▸ Data for processing:
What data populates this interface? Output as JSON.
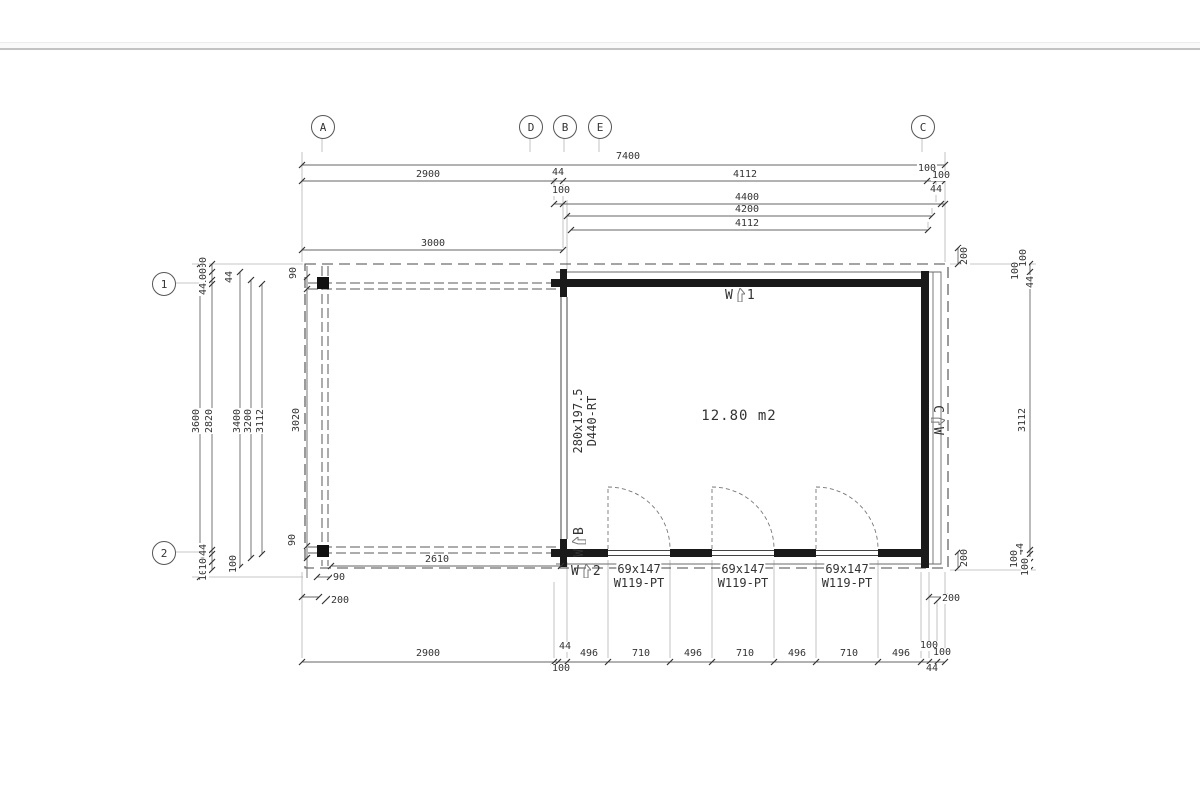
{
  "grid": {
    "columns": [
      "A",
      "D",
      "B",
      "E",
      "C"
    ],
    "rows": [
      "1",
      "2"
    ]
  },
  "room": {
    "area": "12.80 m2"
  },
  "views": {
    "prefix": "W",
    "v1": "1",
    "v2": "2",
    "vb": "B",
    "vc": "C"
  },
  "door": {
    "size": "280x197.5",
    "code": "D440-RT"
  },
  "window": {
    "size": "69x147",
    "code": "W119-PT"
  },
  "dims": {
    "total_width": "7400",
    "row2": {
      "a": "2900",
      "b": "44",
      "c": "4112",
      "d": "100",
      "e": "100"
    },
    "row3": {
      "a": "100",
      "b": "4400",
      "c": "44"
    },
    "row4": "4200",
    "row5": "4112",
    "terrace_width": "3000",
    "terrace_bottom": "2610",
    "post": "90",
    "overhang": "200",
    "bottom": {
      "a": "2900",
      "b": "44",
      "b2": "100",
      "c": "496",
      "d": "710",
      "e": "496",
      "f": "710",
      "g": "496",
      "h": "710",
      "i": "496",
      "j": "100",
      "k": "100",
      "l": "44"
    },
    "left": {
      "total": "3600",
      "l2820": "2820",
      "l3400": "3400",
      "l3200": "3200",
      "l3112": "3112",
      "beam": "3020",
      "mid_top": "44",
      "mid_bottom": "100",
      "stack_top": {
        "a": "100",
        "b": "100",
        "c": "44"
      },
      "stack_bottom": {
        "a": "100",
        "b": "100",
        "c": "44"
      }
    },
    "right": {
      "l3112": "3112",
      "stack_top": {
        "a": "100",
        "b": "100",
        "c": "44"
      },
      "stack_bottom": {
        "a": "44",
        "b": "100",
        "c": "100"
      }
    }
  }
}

▸ Problem to work on:
Repeat every record above exactly, but leave out any pictures.

▸ Solution for this problem:
What data populates this interface? Output as JSON.
{
  "grid": {
    "columns": [
      "A",
      "D",
      "B",
      "E",
      "C"
    ],
    "rows": [
      "1",
      "2"
    ]
  },
  "room": {
    "area": "12.80 m2"
  },
  "views": {
    "prefix": "W",
    "v1": "1",
    "v2": "2",
    "vb": "B",
    "vc": "C"
  },
  "door": {
    "size": "280x197.5",
    "code": "D440-RT"
  },
  "window": {
    "size": "69x147",
    "code": "W119-PT"
  },
  "dims": {
    "total_width": "7400",
    "row2": {
      "a": "2900",
      "b": "44",
      "c": "4112",
      "d": "100",
      "e": "100"
    },
    "row3": {
      "a": "100",
      "b": "4400",
      "c": "44"
    },
    "row4": "4200",
    "row5": "4112",
    "terrace_width": "3000",
    "terrace_bottom": "2610",
    "post": "90",
    "overhang": "200",
    "bottom": {
      "a": "2900",
      "b": "44",
      "b2": "100",
      "c": "496",
      "d": "710",
      "e": "496",
      "f": "710",
      "g": "496",
      "h": "710",
      "i": "496",
      "j": "100",
      "k": "100",
      "l": "44"
    },
    "left": {
      "total": "3600",
      "l2820": "2820",
      "l3400": "3400",
      "l3200": "3200",
      "l3112": "3112",
      "beam": "3020",
      "mid_top": "44",
      "mid_bottom": "100",
      "stack_top": {
        "a": "100",
        "b": "100",
        "c": "44"
      },
      "stack_bottom": {
        "a": "100",
        "b": "100",
        "c": "44"
      }
    },
    "right": {
      "l3112": "3112",
      "stack_top": {
        "a": "100",
        "b": "100",
        "c": "44"
      },
      "stack_bottom": {
        "a": "44",
        "b": "100",
        "c": "100"
      }
    }
  }
}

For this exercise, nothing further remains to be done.